*Dataset excerpts*.
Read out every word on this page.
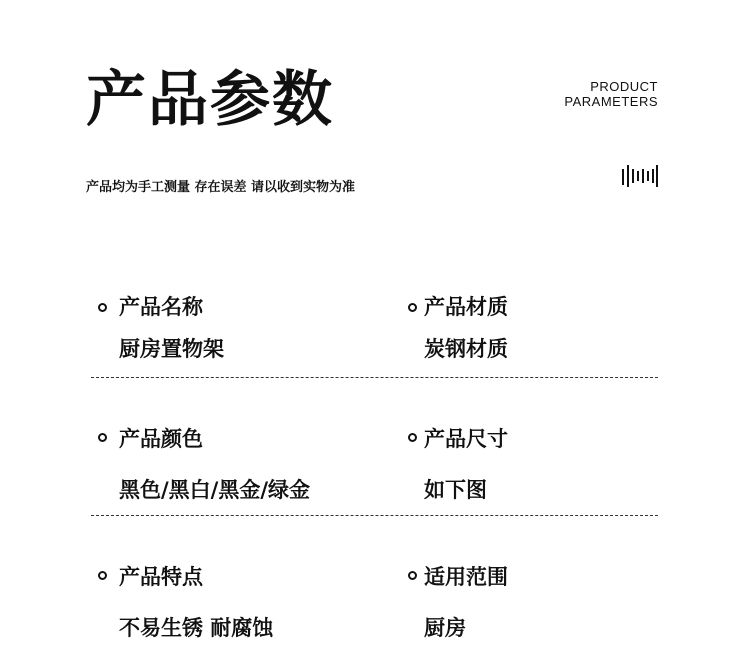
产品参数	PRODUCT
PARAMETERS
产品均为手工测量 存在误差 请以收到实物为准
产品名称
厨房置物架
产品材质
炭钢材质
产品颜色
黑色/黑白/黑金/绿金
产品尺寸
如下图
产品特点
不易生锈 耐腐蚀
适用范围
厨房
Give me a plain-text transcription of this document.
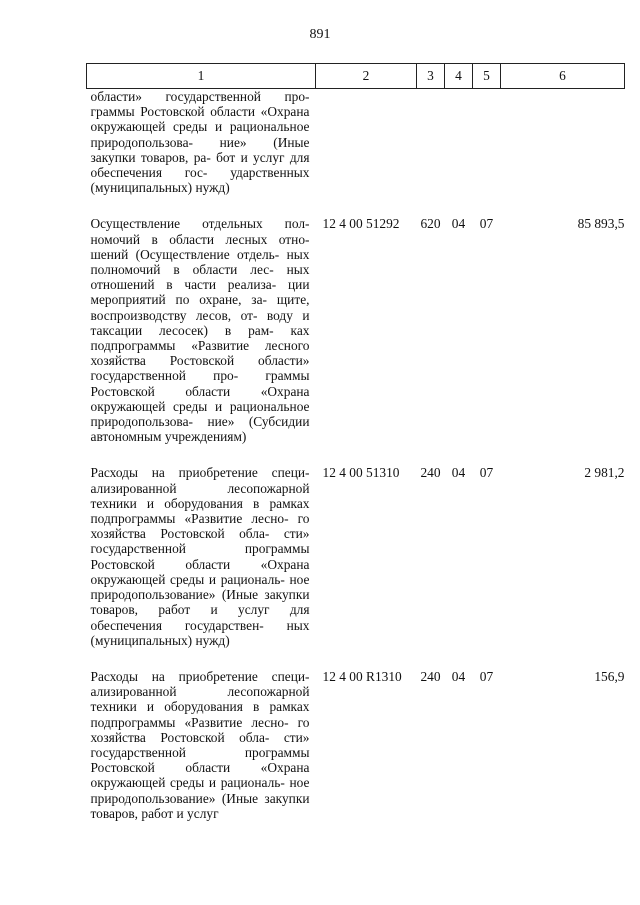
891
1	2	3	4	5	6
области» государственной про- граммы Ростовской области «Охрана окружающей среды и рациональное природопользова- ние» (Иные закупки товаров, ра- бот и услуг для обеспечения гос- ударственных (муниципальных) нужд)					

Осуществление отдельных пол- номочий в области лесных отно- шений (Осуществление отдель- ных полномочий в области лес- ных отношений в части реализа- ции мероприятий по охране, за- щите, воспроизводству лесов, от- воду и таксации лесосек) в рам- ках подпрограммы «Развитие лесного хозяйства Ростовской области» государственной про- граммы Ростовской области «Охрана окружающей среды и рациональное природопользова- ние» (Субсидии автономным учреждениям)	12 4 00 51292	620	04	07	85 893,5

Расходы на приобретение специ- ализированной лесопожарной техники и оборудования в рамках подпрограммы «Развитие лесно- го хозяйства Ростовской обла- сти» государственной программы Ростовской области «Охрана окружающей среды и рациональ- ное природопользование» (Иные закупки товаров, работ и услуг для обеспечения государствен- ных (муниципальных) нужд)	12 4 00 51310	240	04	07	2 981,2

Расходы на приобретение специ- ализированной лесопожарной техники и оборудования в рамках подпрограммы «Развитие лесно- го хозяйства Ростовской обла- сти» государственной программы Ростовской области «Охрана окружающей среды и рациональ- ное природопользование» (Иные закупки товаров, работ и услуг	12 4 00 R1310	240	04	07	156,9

*Your instructions*.
Make an exact copy of the records above, with the pictures left out.

*Response for this exercise*.
Read out every word on this page.
产品参数	PRODUCT
PARAMETERS
产品均为手工测量 存在误差 请以收到实物为准
产品名称
厨房置物架
产品材质
炭钢材质
产品颜色
黑色/黑白/黑金/绿金
产品尺寸
如下图
产品特点
不易生锈 耐腐蚀
适用范围
厨房
Give me a plain-text transcription of this document.
891
1	2	3	4	5	6
области» государственной про- граммы Ростовской области «Охрана окружающей среды и рациональное природопользова- ние» (Иные закупки товаров, ра- бот и услуг для обеспечения гос- ударственных (муниципальных) нужд)					

Осуществление отдельных пол- номочий в области лесных отно- шений (Осуществление отдель- ных полномочий в области лес- ных отношений в части реализа- ции мероприятий по охране, за- щите, воспроизводству лесов, от- воду и таксации лесосек) в рам- ках подпрограммы «Развитие лесного хозяйства Ростовской области» государственной про- граммы Ростовской области «Охрана окружающей среды и рациональное природопользова- ние» (Субсидии автономным учреждениям)	12 4 00 51292	620	04	07	85 893,5

Расходы на приобретение специ- ализированной лесопожарной техники и оборудования в рамках подпрограммы «Развитие лесно- го хозяйства Ростовской обла- сти» государственной программы Ростовской области «Охрана окружающей среды и рациональ- ное природопользование» (Иные закупки товаров, работ и услуг для обеспечения государствен- ных (муниципальных) нужд)	12 4 00 51310	240	04	07	2 981,2

Расходы на приобретение специ- ализированной лесопожарной техники и оборудования в рамках подпрограммы «Развитие лесно- го хозяйства Ростовской обла- сти» государственной программы Ростовской области «Охрана окружающей среды и рациональ- ное природопользование» (Иные закупки товаров, работ и услуг	12 4 00 R1310	240	04	07	156,9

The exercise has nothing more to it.